EXERCISE PROMPT: Write out the listing exactly as it is given.

++++ DATA TO PROCESS

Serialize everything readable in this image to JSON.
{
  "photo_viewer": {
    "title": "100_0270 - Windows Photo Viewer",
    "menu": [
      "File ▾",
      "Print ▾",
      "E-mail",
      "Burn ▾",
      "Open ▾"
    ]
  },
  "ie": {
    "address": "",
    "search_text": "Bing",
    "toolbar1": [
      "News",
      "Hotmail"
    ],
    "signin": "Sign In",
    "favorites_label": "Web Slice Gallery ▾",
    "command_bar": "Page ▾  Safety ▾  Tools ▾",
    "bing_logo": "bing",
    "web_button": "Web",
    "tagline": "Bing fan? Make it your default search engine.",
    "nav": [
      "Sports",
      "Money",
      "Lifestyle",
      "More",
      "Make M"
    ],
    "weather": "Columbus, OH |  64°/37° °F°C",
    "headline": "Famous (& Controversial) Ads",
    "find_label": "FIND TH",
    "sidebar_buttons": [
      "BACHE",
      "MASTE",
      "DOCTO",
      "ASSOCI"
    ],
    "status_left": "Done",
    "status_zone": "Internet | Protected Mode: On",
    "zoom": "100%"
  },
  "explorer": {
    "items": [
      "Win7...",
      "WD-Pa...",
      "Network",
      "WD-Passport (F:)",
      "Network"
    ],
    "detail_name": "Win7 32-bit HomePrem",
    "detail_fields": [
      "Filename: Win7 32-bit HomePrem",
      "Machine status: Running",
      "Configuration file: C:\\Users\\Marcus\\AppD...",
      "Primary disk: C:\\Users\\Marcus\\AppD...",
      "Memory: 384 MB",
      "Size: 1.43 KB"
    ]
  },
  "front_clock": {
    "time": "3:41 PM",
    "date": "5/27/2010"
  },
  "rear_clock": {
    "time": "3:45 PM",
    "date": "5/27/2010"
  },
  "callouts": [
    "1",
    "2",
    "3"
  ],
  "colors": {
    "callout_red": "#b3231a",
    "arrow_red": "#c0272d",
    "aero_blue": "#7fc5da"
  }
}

++++++++

EXERCISE ANSWER:
Serialize everything readable in this image to JSON.
{
  "photo_viewer": {
    "title": "100_0270 - Windows Photo Viewer",
    "menu": [
      "File ▾",
      "Print ▾",
      "E-mail",
      "Burn ▾",
      "Open ▾"
    ]
  },
  "ie": {
    "address": "",
    "search_text": "Bing",
    "toolbar1": [
      "News",
      "Hotmail"
    ],
    "signin": "Sign In",
    "favorites_label": "Web Slice Gallery ▾",
    "command_bar": "Page ▾  Safety ▾  Tools ▾",
    "bing_logo": "bing",
    "web_button": "Web",
    "tagline": "Bing fan? Make it your default search engine.",
    "nav": [
      "Sports",
      "Money",
      "Lifestyle",
      "More",
      "Make M"
    ],
    "weather": "Columbus, OH |  64°/37° °F°C",
    "headline": "Famous (& Controversial) Ads",
    "find_label": "FIND TH",
    "sidebar_buttons": [
      "BACHE",
      "MASTE",
      "DOCTO",
      "ASSOCI"
    ],
    "status_left": "Done",
    "status_zone": "Internet | Protected Mode: On",
    "zoom": "100%"
  },
  "explorer": {
    "items": [
      "Win7...",
      "WD-Pa...",
      "Network",
      "WD-Passport (F:)",
      "Network"
    ],
    "detail_name": "Win7 32-bit HomePrem",
    "detail_fields": [
      "Filename: Win7 32-bit HomePrem",
      "Machine status: Running",
      "Configuration file: C:\\Users\\Marcus\\AppD...",
      "Primary disk: C:\\Users\\Marcus\\AppD...",
      "Memory: 384 MB",
      "Size: 1.43 KB"
    ]
  },
  "front_clock": {
    "time": "3:41 PM",
    "date": "5/27/2010"
  },
  "rear_clock": {
    "time": "3:45 PM",
    "date": "5/27/2010"
  },
  "callouts": [
    "1",
    "2",
    "3"
  ],
  "colors": {
    "callout_red": "#b3231a",
    "arrow_red": "#c0272d",
    "aero_blue": "#7fc5da"
  }
}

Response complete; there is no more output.